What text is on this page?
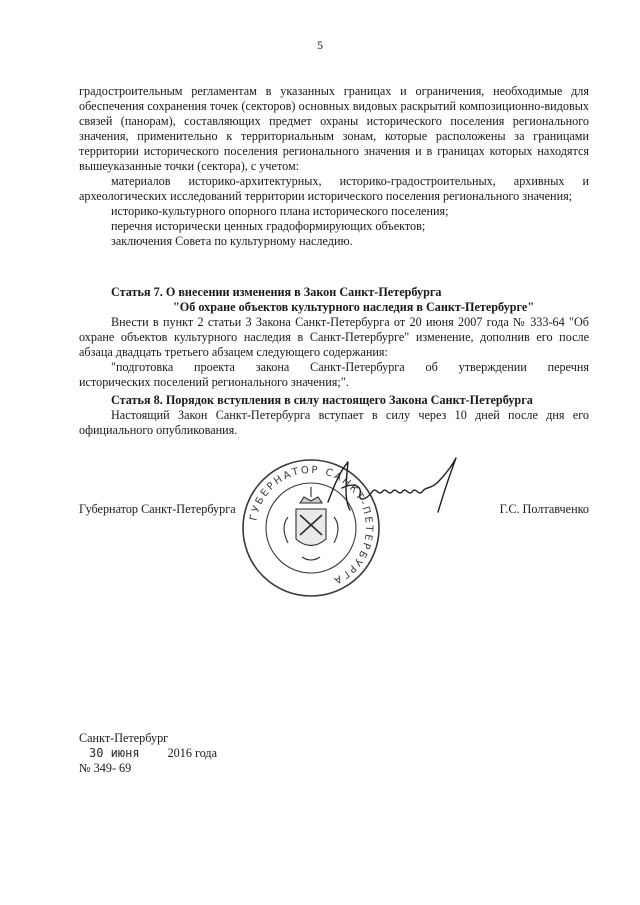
5

градостроительным регламентам в указанных границах и ограничения, необходимые для обеспечения сохранения точек (секторов) основных видовых раскрытий композиционно-видовых связей (панорам), составляющих предмет охраны исторического поселения регионального значения, применительно к территориальным зонам, которые расположены за границами территории исторического поселения регионального значения и в границах которых находятся вышеуказанные точки (сектора), с учетом:

материалов историко-архитектурных, историко-градостроительных, архивных и археологических исследований территории исторического поселения регионального значения;

историко-культурного опорного плана исторического поселения;

перечня исторически ценных градоформирующих объектов;

заключения Совета по культурному наследию.

Статья 7. О внесении изменения в Закон Санкт-Петербурга

"Об охране объектов культурного наследия в Санкт-Петербурге"

Внести в пункт 2 статьи 3 Закона Санкт-Петербурга от 20 июня 2007 года № 333-64 "Об охране объектов культурного наследия в Санкт-Петербурге" изменение, дополнив его после абзаца двадцать третьего абзацем следующего содержания:

"подготовка проекта закона Санкт-Петербурга об утверждении перечня

исторических поселений регионального значения;".

Статья 8. Порядок вступления в силу настоящего Закона Санкт-Петербурга

Настоящий Закон Санкт-Петербурга вступает в силу через 10 дней после дня его официального опубликования.

ГУБЕРНАТОР САНКТ-ПЕТЕРБУРГА
Губернатор Санкт-Петербурга	Г.С. Полтавченко
Санкт-Петербург
30 июня 2016 года
№ 349- 69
──────────
> _GOAL OF THE EXERCISE_: Write out each entry exactly as given, but skip the pictures.

> _ANSWER FOR THIS EXERCISE_:
What text is on this page?
5

градостроительным регламентам в указанных границах и ограничения, необходимые для обеспечения сохранения точек (секторов) основных видовых раскрытий композиционно-видовых связей (панорам), составляющих предмет охраны исторического поселения регионального значения, применительно к территориальным зонам, которые расположены за границами территории исторического поселения регионального значения и в границах которых находятся вышеуказанные точки (сектора), с учетом:

материалов историко-архитектурных, историко-градостроительных, архивных и археологических исследований территории исторического поселения регионального значения;

историко-культурного опорного плана исторического поселения;

перечня исторически ценных градоформирующих объектов;

заключения Совета по культурному наследию.

Статья 7. О внесении изменения в Закон Санкт-Петербурга

"Об охране объектов культурного наследия в Санкт-Петербурге"

Внести в пункт 2 статьи 3 Закона Санкт-Петербурга от 20 июня 2007 года № 333-64 "Об охране объектов культурного наследия в Санкт-Петербурге" изменение, дополнив его после абзаца двадцать третьего абзацем следующего содержания:

"подготовка проекта закона Санкт-Петербурга об утверждении перечня

исторических поселений регионального значения;".

Статья 8. Порядок вступления в силу настоящего Закона Санкт-Петербурга

Настоящий Закон Санкт-Петербурга вступает в силу через 10 дней после дня его официального опубликования.

ГУБЕРНАТОР САНКТ-ПЕТЕРБУРГА
Губернатор Санкт-Петербурга	Г.С. Полтавченко
Санкт-Петербург
30 июня 2016 года
№ 349- 69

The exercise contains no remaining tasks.